■ **PROVIDED DATA**
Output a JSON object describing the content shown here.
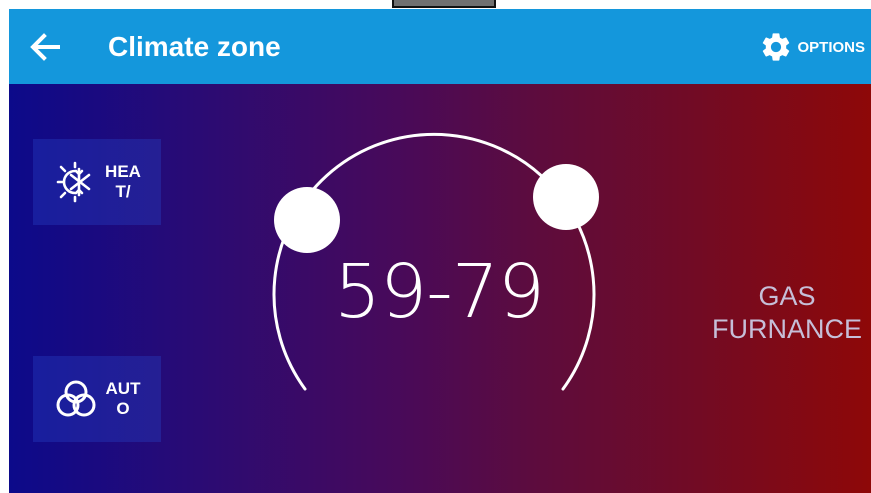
{
  "header": {
    "title": "Climate zone",
    "options_label": "OPTIONS"
  },
  "modes": {
    "heat_cool": {
      "label": "HEAT/",
      "icon": "sun-snowflake-icon"
    },
    "auto": {
      "label": "AUTO",
      "icon": "fan-icon"
    }
  },
  "thermostat": {
    "setpoint_range": "59-79",
    "source": "GAS FURNANCE",
    "source_line1": "GAS",
    "source_line2": "FURNANCE"
  },
  "colors": {
    "header": "#1497dc",
    "gradient_left": "#0c0a8a",
    "gradient_right": "#8e0808",
    "dial": "#ffffff"
  }
}
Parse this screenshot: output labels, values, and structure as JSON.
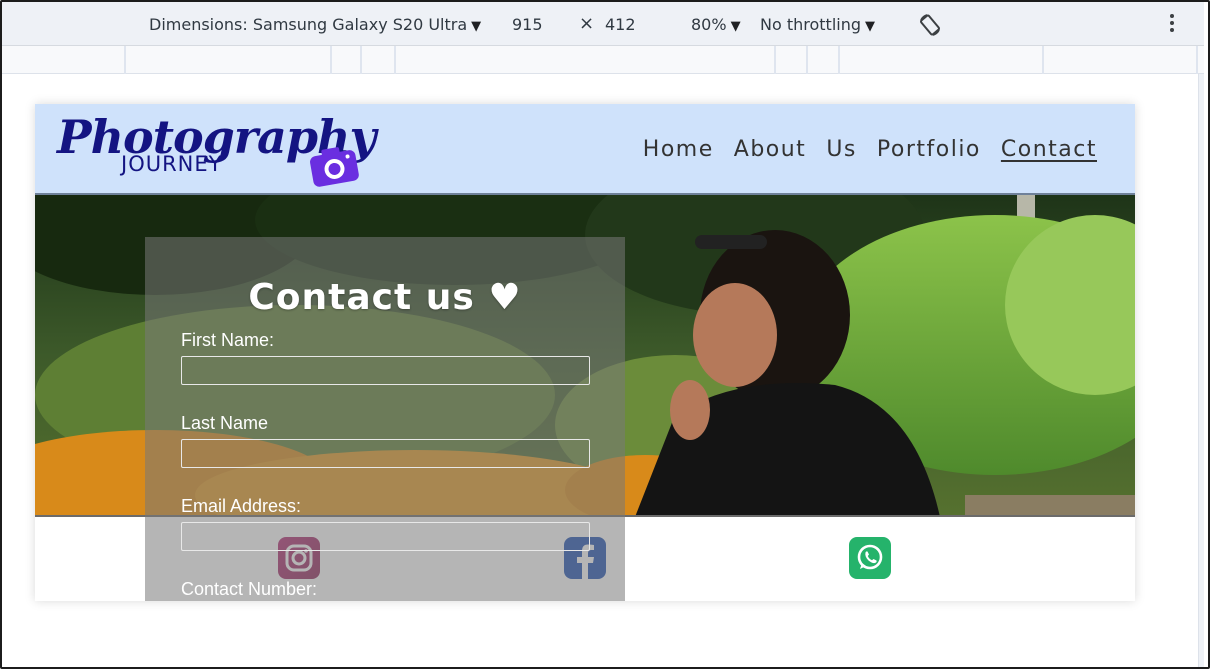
{
  "devtools": {
    "dimensions_label": "Dimensions: Samsung Galaxy S20 Ultra",
    "width": "915",
    "times": "×",
    "height": "412",
    "zoom": "80%",
    "throttling": "No throttling",
    "caret": "▼",
    "icons": [
      "rotate-icon",
      "more-options-icon"
    ]
  },
  "site": {
    "logo_main": "Photography",
    "logo_sub": "JOURNEY",
    "nav": [
      {
        "label": "Home"
      },
      {
        "label": "About"
      },
      {
        "label": "Us"
      },
      {
        "label": "Portfolio"
      },
      {
        "label": "Contact",
        "active": true
      }
    ],
    "hero_image": "woman-in-garden-photo",
    "social_icons": [
      "instagram-icon",
      "facebook-icon",
      "whatsapp-icon"
    ]
  },
  "contact_form": {
    "title": "Contact us ♥",
    "fields": [
      {
        "label": "First Name:",
        "value": ""
      },
      {
        "label": "Last Name",
        "value": ""
      },
      {
        "label": "Email Address:",
        "value": ""
      },
      {
        "label": "Contact Number:"
      }
    ]
  },
  "colors": {
    "nav_bg": "#cfe2fb",
    "logo": "#141482",
    "instagram": "#b42a74",
    "facebook": "#1c4fb2",
    "whatsapp": "#25b36b"
  }
}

■ **SET TASK**
Return each line of the listing that holds the string "JSON".

■ **SOLUTION FOR THIS EXERCISE**
Output a JSON object describing the content shown here.
Parse this screenshot: output labels, values, and structure as JSON.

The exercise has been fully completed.